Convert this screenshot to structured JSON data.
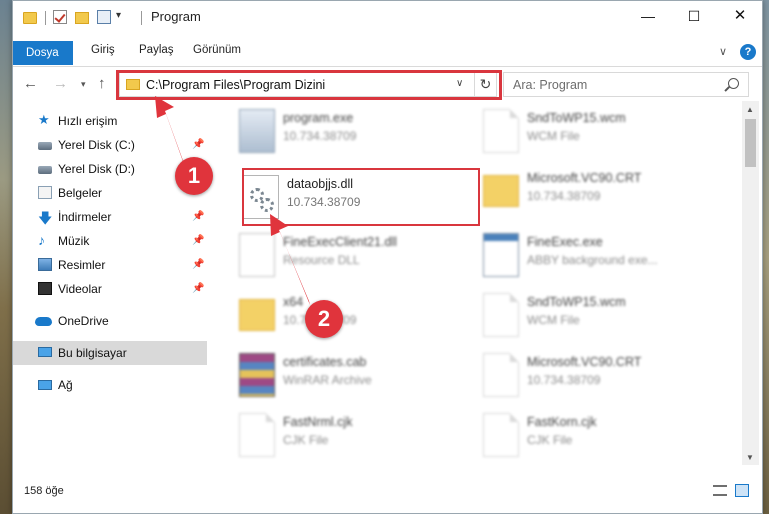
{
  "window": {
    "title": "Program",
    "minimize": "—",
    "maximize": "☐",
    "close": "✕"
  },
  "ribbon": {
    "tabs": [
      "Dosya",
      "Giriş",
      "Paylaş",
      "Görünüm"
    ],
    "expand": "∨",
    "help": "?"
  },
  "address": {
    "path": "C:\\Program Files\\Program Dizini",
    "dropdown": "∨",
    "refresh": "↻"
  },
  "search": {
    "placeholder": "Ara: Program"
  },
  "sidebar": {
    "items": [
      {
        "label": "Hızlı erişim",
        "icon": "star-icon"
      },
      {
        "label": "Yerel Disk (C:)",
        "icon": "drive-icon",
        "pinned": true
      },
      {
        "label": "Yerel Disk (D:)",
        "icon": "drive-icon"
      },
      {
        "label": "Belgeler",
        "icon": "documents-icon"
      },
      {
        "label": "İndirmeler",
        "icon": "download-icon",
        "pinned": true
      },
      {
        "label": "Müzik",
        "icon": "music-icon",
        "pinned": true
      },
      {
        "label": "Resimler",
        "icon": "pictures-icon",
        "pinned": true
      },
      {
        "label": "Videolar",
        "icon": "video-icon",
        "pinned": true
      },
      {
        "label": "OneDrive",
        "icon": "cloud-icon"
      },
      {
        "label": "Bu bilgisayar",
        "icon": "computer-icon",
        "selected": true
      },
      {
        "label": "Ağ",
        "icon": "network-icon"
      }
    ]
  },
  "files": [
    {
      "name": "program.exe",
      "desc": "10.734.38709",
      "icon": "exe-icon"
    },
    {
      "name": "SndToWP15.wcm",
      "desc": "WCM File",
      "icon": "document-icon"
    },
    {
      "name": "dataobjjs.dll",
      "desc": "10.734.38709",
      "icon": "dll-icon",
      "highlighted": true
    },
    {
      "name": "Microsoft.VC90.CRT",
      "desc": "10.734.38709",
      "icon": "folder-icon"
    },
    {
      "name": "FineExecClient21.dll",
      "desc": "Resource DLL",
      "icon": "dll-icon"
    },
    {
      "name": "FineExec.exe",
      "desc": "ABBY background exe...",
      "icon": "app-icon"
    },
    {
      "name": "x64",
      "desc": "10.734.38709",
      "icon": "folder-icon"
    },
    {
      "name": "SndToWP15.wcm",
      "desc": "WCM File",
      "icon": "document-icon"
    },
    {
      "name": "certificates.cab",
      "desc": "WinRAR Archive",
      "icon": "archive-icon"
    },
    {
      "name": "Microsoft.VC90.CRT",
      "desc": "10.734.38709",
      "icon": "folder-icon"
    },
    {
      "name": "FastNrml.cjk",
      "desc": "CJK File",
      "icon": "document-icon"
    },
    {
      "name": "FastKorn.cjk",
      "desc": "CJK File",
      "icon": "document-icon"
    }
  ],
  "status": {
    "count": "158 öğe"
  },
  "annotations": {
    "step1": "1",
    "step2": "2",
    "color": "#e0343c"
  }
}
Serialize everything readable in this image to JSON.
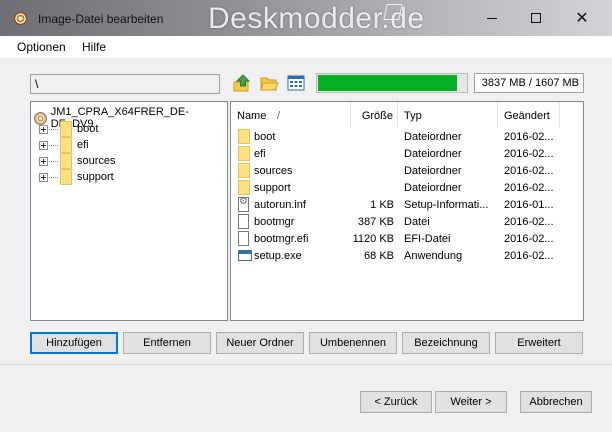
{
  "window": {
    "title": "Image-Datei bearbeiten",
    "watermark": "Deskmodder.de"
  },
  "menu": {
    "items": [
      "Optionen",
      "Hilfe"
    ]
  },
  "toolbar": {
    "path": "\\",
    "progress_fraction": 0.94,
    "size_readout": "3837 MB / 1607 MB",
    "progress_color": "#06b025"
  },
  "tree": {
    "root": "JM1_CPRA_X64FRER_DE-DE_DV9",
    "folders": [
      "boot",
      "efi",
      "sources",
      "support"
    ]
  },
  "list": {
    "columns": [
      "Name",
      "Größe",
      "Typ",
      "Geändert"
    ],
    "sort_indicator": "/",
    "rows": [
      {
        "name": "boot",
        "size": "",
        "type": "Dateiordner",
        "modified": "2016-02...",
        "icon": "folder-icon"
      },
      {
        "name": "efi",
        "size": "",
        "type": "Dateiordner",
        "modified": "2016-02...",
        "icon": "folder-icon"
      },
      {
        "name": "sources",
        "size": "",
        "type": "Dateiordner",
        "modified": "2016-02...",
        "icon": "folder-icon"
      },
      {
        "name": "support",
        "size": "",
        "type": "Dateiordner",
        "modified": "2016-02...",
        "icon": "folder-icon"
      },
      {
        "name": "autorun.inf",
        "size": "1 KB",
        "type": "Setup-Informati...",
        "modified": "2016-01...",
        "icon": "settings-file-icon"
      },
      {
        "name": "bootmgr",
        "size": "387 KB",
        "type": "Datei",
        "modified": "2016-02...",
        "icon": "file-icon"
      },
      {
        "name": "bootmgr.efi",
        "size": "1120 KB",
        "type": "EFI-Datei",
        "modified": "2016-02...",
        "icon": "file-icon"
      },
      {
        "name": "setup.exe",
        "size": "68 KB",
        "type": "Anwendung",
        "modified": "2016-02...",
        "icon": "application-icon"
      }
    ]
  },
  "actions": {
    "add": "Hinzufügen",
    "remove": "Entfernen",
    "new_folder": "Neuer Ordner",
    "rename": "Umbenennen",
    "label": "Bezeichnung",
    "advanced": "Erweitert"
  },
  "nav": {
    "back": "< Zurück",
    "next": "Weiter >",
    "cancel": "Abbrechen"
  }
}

...

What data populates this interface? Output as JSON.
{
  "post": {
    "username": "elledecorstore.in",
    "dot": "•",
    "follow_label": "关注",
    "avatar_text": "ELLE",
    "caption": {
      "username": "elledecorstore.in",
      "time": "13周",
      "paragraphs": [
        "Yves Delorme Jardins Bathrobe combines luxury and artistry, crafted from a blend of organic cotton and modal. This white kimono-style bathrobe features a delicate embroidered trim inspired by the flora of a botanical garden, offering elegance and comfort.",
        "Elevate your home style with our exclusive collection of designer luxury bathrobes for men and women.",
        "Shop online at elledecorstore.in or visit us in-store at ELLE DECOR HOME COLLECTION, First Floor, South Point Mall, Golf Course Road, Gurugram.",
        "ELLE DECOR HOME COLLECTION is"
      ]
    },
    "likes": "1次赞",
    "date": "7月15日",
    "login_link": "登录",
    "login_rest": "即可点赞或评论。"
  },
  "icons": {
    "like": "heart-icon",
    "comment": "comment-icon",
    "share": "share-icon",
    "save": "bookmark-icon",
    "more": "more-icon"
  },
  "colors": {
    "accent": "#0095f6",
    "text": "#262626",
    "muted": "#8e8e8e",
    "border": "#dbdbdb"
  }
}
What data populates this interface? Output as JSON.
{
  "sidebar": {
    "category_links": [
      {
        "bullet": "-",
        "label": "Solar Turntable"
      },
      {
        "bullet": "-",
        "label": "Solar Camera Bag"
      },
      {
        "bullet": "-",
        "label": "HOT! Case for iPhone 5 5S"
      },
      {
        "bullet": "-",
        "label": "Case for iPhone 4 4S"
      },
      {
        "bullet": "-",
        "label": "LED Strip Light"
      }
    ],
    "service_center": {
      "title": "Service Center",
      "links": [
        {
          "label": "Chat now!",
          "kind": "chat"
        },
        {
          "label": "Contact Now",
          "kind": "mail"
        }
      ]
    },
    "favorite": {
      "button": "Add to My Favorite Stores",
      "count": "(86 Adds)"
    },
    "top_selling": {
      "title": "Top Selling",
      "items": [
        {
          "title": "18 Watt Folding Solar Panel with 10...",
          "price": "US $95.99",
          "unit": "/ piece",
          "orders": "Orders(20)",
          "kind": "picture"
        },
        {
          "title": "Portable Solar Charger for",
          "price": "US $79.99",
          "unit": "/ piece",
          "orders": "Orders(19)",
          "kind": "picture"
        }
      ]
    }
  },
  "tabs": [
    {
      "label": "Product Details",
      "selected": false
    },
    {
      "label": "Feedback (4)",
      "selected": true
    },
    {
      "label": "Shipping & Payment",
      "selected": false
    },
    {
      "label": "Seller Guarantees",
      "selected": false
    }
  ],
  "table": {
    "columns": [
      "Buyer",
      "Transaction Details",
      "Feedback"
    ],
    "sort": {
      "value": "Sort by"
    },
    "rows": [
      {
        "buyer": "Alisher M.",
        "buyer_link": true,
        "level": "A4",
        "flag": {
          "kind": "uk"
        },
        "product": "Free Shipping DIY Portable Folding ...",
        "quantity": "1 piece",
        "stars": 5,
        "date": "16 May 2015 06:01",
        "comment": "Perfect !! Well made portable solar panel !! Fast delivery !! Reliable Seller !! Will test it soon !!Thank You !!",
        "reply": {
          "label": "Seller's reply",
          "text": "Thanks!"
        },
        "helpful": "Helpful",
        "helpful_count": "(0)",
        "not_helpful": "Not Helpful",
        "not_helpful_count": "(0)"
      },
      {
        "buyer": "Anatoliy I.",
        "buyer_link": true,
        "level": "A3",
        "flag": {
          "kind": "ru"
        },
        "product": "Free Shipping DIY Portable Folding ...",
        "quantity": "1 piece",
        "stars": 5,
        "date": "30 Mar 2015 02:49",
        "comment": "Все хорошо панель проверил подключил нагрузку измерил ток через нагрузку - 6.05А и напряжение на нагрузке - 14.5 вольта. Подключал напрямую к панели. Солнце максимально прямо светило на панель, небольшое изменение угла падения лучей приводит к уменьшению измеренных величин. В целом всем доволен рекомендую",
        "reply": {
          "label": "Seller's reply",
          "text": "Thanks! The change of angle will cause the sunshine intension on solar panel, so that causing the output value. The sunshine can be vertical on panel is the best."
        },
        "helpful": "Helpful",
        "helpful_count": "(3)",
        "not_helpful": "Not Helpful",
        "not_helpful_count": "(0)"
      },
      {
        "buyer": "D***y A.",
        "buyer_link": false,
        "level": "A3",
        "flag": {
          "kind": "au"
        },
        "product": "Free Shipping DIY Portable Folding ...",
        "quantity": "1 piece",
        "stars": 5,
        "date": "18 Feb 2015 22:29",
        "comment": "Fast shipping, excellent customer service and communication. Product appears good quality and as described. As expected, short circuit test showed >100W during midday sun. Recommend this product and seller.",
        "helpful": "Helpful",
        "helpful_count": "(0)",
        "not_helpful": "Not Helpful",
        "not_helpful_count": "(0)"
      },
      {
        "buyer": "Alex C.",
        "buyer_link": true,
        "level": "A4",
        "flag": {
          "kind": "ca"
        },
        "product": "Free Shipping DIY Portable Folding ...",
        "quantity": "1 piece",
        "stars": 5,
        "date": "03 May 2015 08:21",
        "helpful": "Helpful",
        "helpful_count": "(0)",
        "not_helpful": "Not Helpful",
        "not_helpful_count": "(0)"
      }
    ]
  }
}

* * *

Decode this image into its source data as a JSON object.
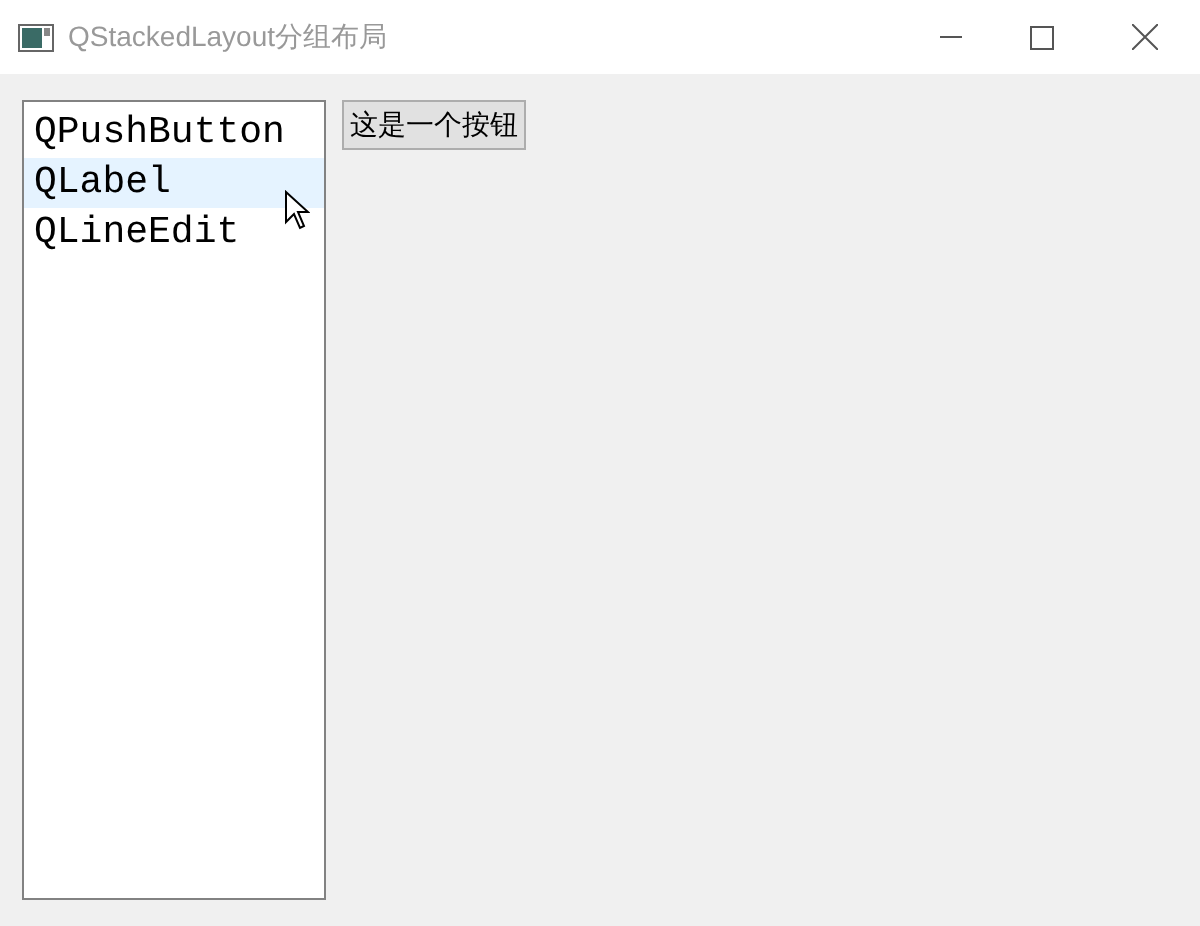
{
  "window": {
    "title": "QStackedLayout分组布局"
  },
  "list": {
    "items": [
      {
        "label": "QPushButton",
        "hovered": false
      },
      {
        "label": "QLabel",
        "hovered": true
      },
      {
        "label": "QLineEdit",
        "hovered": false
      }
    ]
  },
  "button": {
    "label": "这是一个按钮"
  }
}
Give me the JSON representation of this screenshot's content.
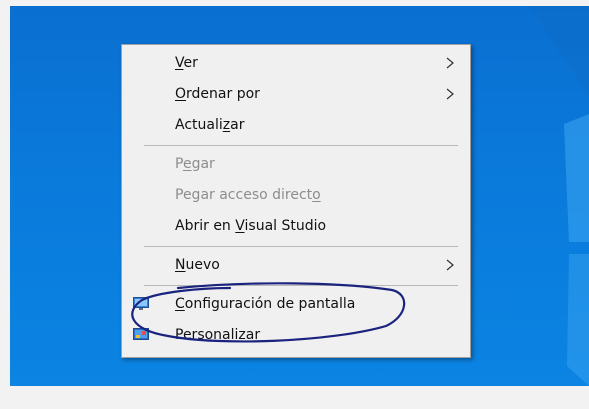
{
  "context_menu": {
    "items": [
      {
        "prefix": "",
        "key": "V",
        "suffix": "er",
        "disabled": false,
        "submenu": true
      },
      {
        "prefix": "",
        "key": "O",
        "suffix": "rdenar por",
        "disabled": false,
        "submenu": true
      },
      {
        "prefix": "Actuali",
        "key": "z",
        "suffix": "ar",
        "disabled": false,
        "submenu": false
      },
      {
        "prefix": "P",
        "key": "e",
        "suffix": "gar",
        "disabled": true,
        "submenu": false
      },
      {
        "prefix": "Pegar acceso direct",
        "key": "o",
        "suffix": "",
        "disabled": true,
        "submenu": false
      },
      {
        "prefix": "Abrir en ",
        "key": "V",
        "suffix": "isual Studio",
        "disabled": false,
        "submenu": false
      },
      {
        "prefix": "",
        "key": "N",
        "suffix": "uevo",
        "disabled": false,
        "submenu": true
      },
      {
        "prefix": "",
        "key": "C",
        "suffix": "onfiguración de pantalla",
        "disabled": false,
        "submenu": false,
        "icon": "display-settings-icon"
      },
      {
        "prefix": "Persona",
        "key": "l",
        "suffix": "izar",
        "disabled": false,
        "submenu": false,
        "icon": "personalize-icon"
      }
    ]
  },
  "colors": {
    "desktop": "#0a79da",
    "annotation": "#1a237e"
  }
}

## Written exercise
Lines containing the word "iPhone" must all be returned from the material above.

## Answer below
        "label": "HOT! Case for iPhone 5 5S"
        "label": "Case for iPhone 4 4S"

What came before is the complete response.